* Requirements
Return each line of the data below verbatim; pictures are to be left out.

* Dataset items
━━━
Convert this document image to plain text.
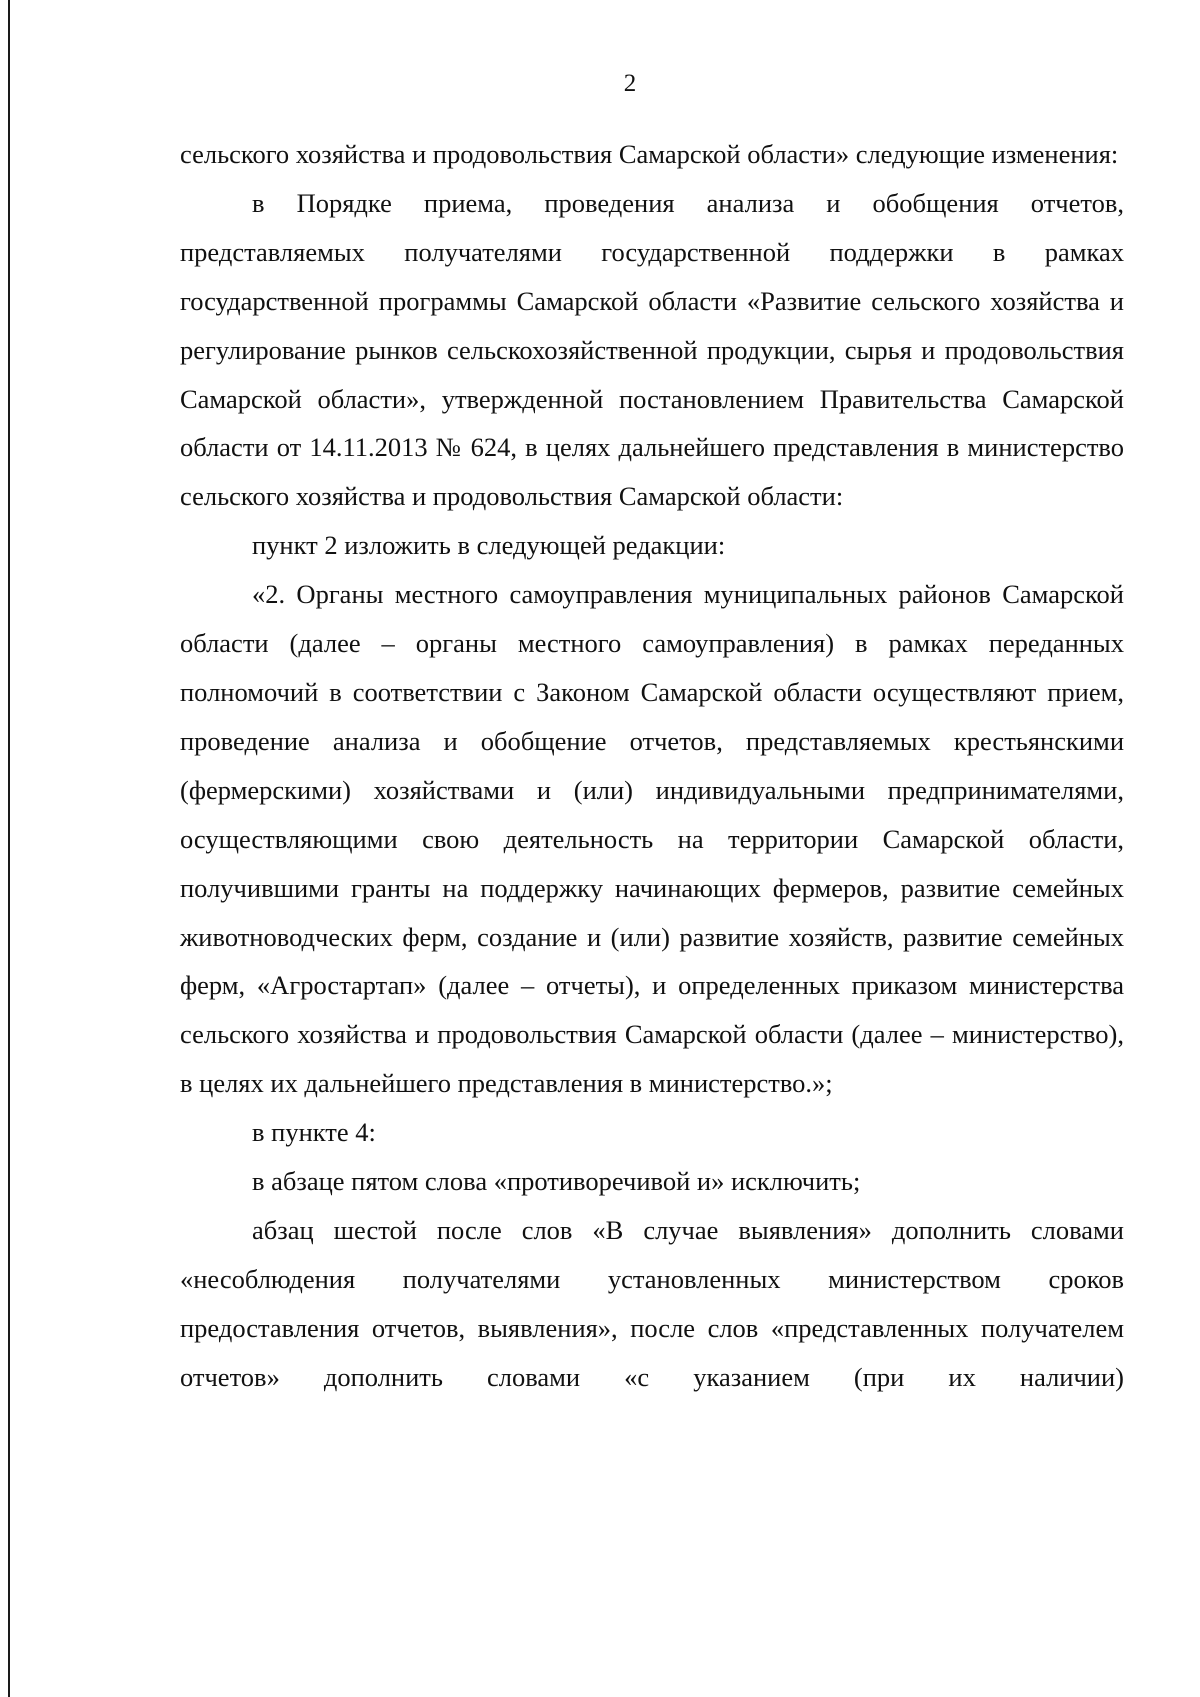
2

сельского хозяйства и продовольствия Самарской области» следующие изменения:

в Порядке приема, проведения анализа и обобщения отчетов, представляемых получателями государственной поддержки в рамках государственной программы Самарской области «Развитие сельского хозяйства и регулирование рынков сельскохозяйственной продукции, сырья и продовольствия Самарской области», утвержденной постановлением Правительства Самарской области от 14.11.2013 № 624, в целях дальнейшего представления в министерство сельского хозяйства и продовольствия Самарской области:

пункт 2 изложить в следующей редакции:

«2. Органы местного самоуправления муниципальных районов Самарской области (далее – органы местного самоуправления) в рамках переданных полномочий в соответствии с Законом Самарской области осуществляют прием, проведение анализа и обобщение отчетов, представляемых крестьянскими (фермерскими) хозяйствами и (или) индивидуальными предпринимателями, осуществляющими свою деятельность на территории Самарской области, получившими гранты на поддержку начинающих фермеров, развитие семейных животноводческих ферм, создание и (или) развитие хозяйств, развитие семейных ферм, «Агростартап» (далее – отчеты), и определенных приказом министерства сельского хозяйства и продовольствия Самарской области (далее – министерство), в целях их дальнейшего представления в министерство.»;

в пункте 4:

в абзаце пятом слова «противоречивой и» исключить;

абзац шестой после слов «В случае выявления» дополнить словами «несоблюдения получателями установленных министерством сроков предоставления отчетов, выявления», после слов «представленных получателем отчетов» дополнить словами «с указанием (при их наличии)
━━━
* The reply
Convert this document image to plain text.
2

сельского хозяйства и продовольствия Самарской области» следующие изменения:

в Порядке приема, проведения анализа и обобщения отчетов, представляемых получателями государственной поддержки в рамках государственной программы Самарской области «Развитие сельского хозяйства и регулирование рынков сельскохозяйственной продукции, сырья и продовольствия Самарской области», утвержденной постановлением Правительства Самарской области от 14.11.2013 № 624, в целях дальнейшего представления в министерство сельского хозяйства и продовольствия Самарской области:

пункт 2 изложить в следующей редакции:

«2. Органы местного самоуправления муниципальных районов Самарской области (далее – органы местного самоуправления) в рамках переданных полномочий в соответствии с Законом Самарской области осуществляют прием, проведение анализа и обобщение отчетов, представляемых крестьянскими (фермерскими) хозяйствами и (или) индивидуальными предпринимателями, осуществляющими свою деятельность на территории Самарской области, получившими гранты на поддержку начинающих фермеров, развитие семейных животноводческих ферм, создание и (или) развитие хозяйств, развитие семейных ферм, «Агростартап» (далее – отчеты), и определенных приказом министерства сельского хозяйства и продовольствия Самарской области (далее – министерство), в целях их дальнейшего представления в министерство.»;

в пункте 4:

в абзаце пятом слова «противоречивой и» исключить;

абзац шестой после слов «В случае выявления» дополнить словами «несоблюдения получателями установленных министерством сроков предоставления отчетов, выявления», после слов «представленных получателем отчетов» дополнить словами «с указанием (при их наличии)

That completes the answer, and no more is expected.